** Begin **
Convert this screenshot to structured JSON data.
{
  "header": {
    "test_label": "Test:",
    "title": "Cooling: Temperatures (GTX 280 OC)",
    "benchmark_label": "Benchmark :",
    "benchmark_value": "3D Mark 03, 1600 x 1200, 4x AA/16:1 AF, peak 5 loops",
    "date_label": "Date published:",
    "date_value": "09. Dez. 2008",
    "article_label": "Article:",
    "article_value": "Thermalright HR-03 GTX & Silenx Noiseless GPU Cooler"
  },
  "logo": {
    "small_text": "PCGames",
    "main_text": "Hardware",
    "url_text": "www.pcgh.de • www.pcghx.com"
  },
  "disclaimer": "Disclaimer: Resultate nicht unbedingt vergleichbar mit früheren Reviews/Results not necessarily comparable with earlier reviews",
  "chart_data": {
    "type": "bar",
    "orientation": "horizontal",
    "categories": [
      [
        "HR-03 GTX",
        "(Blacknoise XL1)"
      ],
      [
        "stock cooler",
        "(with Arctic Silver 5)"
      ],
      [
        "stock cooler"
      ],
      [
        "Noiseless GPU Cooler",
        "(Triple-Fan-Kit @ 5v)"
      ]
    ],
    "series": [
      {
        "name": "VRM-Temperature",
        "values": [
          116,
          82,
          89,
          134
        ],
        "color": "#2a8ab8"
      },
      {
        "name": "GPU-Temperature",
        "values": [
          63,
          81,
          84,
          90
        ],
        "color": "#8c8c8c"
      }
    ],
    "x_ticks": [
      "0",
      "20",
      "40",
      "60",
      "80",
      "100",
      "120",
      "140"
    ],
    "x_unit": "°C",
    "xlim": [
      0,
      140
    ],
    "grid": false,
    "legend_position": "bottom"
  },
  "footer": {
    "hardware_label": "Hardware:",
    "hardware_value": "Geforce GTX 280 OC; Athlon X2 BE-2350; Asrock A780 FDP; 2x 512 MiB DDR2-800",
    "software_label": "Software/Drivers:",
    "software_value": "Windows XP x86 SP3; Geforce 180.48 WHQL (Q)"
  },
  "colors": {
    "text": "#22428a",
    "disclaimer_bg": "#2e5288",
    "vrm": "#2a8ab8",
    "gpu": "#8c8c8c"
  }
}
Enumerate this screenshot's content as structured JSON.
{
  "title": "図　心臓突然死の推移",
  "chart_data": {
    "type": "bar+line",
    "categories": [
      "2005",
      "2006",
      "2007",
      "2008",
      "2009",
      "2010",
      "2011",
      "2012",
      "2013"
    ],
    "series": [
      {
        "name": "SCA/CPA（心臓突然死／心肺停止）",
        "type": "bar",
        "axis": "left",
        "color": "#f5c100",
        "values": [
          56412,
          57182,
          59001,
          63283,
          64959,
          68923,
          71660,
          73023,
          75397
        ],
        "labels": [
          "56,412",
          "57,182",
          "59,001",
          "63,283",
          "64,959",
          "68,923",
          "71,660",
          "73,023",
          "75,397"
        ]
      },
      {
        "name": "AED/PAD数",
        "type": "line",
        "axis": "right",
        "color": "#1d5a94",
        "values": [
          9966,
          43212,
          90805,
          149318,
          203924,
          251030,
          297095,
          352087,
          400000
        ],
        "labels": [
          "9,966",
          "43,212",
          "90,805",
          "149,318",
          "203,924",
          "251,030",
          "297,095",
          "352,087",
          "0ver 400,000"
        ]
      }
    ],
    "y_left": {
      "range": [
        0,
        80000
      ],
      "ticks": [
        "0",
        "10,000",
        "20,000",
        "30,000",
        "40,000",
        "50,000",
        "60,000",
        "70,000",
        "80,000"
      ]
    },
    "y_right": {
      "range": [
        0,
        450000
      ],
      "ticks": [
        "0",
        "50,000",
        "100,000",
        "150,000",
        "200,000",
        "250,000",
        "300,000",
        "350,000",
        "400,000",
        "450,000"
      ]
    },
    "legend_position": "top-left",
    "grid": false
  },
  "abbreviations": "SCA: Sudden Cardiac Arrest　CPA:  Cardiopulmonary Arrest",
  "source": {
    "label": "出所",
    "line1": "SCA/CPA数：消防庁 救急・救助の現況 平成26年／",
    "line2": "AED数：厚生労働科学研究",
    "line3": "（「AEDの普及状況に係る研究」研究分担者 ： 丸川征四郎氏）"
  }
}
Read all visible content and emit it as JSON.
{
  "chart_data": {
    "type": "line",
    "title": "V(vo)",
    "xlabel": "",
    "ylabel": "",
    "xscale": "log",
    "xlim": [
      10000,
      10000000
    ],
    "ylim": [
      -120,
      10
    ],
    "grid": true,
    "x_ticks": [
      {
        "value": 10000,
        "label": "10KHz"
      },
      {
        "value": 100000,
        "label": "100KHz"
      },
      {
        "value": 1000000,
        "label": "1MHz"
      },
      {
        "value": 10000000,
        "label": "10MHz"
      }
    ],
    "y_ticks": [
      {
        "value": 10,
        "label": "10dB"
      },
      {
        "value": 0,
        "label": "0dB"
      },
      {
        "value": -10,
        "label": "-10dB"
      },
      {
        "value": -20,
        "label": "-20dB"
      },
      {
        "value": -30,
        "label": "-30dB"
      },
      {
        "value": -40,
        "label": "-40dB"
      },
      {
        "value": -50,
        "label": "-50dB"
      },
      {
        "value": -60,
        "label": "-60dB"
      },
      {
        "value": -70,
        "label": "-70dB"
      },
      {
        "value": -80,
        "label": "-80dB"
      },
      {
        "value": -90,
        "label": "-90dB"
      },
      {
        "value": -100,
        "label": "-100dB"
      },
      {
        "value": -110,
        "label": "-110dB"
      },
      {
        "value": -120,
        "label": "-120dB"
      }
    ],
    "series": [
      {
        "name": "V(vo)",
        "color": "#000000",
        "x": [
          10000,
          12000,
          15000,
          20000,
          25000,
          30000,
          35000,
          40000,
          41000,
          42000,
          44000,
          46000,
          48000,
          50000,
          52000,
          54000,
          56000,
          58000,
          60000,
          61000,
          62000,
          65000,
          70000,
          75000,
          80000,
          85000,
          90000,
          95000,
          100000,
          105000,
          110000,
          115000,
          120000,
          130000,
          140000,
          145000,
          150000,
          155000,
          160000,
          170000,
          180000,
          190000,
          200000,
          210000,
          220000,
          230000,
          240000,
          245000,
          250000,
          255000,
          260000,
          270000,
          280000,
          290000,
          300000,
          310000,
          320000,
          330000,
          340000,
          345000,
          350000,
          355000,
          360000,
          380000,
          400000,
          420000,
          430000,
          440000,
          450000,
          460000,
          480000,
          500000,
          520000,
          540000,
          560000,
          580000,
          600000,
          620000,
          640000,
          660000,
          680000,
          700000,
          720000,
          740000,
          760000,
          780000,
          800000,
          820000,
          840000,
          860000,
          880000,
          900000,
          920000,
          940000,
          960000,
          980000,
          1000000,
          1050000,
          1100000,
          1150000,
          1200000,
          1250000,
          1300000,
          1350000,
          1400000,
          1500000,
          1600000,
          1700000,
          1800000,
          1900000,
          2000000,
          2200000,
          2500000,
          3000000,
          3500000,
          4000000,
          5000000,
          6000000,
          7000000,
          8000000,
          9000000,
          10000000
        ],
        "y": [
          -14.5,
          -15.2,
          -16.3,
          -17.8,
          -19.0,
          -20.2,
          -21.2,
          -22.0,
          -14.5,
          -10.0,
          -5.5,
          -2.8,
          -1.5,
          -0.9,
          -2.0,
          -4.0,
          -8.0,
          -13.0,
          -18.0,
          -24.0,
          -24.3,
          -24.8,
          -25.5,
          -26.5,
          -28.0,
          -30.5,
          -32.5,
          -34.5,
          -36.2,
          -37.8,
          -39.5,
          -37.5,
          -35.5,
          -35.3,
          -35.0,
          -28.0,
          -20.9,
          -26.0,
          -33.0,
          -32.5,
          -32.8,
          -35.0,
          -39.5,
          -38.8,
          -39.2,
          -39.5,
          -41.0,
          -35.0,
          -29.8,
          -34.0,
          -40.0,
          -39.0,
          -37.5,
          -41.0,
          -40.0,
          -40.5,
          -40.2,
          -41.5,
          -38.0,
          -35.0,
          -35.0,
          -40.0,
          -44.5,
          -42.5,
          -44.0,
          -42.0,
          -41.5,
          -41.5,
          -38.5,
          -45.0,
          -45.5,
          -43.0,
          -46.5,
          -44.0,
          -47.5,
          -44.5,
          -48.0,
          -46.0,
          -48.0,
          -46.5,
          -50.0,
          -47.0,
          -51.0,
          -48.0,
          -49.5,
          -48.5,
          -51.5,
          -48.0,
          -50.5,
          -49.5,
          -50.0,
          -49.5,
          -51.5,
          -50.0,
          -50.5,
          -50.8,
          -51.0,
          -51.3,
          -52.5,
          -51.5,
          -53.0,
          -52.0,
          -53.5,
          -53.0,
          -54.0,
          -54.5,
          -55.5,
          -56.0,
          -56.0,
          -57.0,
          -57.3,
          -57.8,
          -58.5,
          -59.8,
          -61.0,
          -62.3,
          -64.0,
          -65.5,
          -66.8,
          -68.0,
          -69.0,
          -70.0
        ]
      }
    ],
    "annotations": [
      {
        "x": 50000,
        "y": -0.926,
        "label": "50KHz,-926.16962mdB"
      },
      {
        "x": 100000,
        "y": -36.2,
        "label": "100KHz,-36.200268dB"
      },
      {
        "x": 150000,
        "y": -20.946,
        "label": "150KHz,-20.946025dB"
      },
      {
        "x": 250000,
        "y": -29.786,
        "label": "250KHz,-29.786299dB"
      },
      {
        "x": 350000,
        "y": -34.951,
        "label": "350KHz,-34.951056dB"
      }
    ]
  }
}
** End **
**Direction**
Extract all lines from the material above that include the word "screenshot".

**Task result**
Convert this screenshot to structured JSON data.
Enumerate this screenshot's content as structured JSON.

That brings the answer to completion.